— START OF Exercise inputs —
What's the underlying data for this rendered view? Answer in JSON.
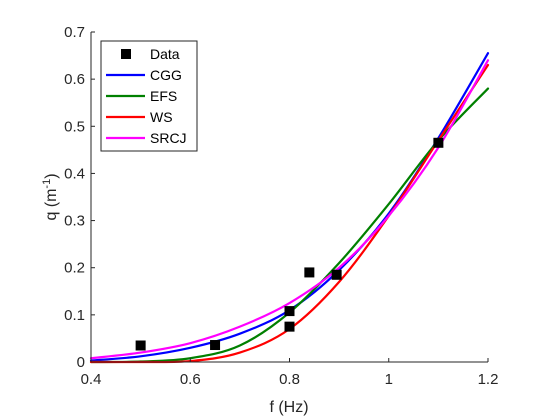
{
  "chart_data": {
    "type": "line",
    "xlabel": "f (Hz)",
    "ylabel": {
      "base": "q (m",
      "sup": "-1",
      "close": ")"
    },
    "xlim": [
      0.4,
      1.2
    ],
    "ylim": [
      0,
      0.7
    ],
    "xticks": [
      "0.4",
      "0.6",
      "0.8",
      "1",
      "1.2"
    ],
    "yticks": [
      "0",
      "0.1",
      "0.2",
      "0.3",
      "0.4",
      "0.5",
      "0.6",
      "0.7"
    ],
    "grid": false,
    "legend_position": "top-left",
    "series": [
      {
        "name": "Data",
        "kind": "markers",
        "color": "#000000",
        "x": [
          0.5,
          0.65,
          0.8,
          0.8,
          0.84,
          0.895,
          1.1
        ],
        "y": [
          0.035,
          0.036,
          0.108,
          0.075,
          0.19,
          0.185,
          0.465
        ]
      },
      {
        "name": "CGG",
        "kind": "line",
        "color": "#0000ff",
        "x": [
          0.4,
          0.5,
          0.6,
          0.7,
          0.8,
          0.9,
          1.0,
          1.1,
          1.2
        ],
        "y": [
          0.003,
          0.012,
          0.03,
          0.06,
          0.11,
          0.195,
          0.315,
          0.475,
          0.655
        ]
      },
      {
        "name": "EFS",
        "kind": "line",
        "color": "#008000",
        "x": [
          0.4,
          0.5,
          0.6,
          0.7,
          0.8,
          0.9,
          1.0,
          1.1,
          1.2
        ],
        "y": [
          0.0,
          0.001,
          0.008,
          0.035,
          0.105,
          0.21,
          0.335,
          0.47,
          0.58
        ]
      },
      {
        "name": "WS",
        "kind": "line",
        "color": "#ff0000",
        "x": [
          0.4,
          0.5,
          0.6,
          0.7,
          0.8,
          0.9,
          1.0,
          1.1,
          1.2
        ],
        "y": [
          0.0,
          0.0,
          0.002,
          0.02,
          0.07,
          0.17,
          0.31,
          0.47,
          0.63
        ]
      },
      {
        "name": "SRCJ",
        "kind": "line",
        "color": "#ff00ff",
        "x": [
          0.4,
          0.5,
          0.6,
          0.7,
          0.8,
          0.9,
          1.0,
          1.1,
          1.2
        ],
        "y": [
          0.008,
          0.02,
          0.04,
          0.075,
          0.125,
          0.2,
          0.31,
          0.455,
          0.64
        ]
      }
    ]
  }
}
— END OF Exercise inputs —
— START OF Exercise inputs —
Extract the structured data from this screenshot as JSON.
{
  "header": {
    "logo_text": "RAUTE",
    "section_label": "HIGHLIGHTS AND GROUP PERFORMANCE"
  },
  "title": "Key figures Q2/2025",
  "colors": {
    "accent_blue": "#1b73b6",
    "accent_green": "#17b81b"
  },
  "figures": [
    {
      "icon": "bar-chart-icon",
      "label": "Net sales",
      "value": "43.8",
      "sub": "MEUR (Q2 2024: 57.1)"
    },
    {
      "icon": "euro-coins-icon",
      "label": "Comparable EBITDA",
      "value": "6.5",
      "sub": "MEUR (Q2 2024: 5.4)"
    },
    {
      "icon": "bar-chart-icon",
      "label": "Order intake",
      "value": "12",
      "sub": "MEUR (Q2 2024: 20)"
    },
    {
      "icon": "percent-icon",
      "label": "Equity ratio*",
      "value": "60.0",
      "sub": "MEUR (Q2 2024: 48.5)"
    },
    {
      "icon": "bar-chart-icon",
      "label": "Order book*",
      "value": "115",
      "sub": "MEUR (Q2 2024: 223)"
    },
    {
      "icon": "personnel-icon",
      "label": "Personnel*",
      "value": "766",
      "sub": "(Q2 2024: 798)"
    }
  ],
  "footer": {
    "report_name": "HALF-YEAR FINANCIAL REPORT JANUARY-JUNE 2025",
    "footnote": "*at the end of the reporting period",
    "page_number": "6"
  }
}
— END OF Exercise inputs —
— START OF Exercise inputs —
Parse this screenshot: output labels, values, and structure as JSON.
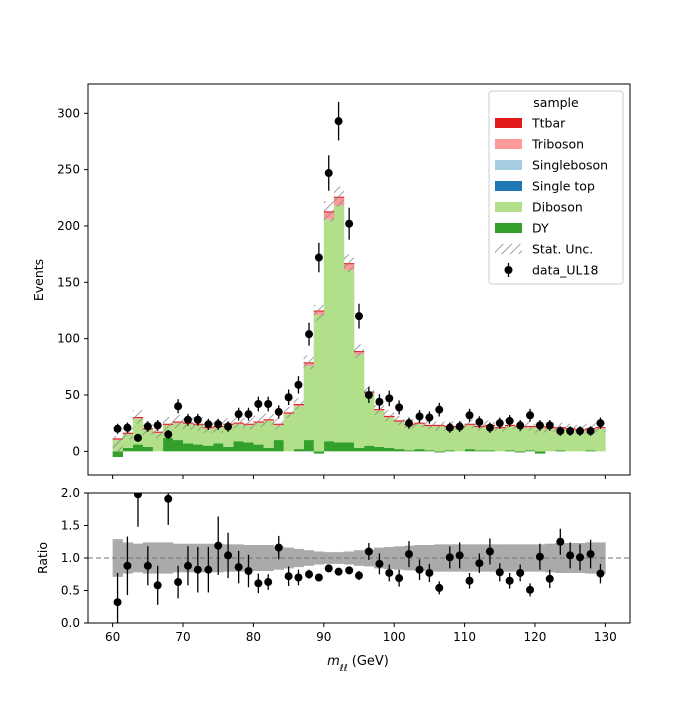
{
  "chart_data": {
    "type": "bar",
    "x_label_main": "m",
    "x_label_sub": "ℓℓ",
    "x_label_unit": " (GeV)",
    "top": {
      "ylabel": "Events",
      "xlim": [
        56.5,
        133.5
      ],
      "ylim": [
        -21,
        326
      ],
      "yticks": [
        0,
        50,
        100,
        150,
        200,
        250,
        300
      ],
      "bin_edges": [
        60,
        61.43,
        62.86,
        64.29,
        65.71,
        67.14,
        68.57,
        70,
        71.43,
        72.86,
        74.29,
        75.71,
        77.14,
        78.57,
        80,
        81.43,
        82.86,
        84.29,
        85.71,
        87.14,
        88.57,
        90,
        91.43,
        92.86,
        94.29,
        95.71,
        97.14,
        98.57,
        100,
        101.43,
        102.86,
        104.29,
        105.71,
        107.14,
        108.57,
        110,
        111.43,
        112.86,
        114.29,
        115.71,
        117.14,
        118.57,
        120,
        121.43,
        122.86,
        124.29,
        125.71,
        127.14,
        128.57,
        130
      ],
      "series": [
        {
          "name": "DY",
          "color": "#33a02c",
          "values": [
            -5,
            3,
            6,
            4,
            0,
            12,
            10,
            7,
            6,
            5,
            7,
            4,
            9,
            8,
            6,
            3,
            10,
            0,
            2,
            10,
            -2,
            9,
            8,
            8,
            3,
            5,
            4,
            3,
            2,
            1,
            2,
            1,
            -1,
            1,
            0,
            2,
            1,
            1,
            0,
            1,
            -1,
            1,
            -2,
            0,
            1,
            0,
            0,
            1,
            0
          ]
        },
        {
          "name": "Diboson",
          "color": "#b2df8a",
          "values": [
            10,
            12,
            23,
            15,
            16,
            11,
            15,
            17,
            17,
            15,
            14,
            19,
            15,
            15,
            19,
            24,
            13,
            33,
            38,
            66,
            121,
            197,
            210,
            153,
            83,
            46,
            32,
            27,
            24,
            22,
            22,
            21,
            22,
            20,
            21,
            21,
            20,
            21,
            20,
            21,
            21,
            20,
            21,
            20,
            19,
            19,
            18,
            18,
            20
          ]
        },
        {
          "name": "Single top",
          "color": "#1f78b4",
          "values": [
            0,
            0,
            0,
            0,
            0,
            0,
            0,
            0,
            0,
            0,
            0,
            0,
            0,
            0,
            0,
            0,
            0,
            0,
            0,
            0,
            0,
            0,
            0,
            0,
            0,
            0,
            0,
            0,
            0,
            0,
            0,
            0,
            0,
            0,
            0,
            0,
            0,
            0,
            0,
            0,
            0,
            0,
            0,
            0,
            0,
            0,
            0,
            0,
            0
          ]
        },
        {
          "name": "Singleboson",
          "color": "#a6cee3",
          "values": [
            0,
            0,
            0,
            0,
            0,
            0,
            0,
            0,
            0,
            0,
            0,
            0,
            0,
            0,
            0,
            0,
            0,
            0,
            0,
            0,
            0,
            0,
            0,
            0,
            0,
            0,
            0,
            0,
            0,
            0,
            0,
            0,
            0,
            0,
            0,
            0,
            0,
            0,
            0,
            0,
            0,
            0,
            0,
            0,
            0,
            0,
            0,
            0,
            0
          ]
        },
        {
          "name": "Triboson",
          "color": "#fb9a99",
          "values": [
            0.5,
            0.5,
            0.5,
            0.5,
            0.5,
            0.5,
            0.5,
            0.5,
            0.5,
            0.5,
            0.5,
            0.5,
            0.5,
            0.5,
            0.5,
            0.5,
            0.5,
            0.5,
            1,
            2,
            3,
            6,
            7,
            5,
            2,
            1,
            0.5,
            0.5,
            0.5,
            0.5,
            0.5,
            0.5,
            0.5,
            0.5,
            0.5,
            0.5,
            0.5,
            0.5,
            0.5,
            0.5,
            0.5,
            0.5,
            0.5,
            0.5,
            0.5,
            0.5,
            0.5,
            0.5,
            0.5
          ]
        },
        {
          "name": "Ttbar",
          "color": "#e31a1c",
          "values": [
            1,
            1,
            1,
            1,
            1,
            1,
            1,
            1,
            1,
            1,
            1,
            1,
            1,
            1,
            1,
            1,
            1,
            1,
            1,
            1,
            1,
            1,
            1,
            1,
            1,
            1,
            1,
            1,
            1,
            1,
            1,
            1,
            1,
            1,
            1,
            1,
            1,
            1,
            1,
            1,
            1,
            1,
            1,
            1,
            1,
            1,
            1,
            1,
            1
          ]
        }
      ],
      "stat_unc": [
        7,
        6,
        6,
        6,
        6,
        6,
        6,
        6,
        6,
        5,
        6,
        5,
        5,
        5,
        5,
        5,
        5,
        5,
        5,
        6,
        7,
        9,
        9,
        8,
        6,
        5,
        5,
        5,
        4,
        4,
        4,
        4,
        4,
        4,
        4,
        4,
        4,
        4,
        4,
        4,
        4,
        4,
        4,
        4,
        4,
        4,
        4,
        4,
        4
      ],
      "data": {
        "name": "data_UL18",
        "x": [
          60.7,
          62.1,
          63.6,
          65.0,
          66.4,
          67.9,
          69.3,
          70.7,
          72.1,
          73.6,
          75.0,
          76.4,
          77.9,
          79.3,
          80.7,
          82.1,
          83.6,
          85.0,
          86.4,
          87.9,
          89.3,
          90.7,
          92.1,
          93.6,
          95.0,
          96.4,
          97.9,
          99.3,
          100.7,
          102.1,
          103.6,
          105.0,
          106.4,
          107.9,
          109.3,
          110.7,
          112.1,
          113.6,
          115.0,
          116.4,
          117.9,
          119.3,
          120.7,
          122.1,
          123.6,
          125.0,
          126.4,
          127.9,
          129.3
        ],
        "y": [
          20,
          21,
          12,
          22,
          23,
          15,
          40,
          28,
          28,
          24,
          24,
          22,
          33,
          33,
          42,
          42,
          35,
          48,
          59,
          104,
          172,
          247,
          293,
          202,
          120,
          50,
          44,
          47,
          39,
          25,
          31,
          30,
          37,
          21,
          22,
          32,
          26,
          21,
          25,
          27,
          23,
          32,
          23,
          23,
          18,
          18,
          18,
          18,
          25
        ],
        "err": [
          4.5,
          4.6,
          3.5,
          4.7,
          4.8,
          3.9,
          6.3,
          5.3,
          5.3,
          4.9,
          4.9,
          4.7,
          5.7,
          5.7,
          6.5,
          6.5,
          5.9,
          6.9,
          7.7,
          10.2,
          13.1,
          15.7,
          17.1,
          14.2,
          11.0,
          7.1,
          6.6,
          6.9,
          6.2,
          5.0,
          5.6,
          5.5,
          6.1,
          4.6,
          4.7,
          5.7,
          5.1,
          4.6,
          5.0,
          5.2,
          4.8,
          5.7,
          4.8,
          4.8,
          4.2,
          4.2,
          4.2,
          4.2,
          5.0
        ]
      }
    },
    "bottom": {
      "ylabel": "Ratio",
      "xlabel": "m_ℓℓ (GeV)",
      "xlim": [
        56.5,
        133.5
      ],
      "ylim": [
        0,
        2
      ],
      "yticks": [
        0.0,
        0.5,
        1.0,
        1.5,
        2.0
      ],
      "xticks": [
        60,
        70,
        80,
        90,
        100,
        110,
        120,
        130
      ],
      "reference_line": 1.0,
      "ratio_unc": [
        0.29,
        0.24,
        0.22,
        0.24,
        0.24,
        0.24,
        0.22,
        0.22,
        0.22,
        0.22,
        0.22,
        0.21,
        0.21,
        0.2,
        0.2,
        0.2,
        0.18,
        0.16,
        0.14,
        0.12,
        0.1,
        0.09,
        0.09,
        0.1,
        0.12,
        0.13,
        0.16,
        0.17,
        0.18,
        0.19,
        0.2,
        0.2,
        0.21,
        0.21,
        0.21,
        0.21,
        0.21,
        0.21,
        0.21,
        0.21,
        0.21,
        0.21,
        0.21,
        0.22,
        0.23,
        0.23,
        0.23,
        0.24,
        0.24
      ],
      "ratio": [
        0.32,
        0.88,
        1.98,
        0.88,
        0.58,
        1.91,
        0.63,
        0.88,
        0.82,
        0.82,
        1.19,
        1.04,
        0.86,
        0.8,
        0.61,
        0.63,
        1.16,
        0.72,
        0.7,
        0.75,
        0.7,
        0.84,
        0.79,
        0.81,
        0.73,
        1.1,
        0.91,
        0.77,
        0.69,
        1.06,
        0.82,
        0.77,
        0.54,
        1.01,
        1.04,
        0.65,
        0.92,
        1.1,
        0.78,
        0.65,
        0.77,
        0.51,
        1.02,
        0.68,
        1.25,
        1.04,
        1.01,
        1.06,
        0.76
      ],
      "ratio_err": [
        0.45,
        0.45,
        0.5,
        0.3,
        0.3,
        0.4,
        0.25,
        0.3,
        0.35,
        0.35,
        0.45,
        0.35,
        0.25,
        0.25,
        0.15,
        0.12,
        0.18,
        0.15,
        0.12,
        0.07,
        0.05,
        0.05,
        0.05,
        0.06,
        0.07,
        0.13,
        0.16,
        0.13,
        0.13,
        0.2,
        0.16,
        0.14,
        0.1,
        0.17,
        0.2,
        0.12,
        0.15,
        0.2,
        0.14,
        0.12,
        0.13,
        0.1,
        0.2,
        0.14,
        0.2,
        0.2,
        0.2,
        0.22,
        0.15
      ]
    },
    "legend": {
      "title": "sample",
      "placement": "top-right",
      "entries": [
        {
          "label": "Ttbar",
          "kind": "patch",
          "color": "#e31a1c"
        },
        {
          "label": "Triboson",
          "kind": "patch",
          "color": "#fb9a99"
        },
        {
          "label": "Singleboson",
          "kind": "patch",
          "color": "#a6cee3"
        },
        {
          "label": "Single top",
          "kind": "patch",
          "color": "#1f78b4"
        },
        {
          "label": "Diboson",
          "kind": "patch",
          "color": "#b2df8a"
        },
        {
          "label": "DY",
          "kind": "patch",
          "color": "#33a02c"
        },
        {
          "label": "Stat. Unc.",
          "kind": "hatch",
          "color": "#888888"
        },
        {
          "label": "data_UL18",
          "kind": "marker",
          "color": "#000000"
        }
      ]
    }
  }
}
— END OF Exercise inputs —
# [What is needed]
Using the listing, say how many lines include the word "title", and add nothing else.

# [Solution]
2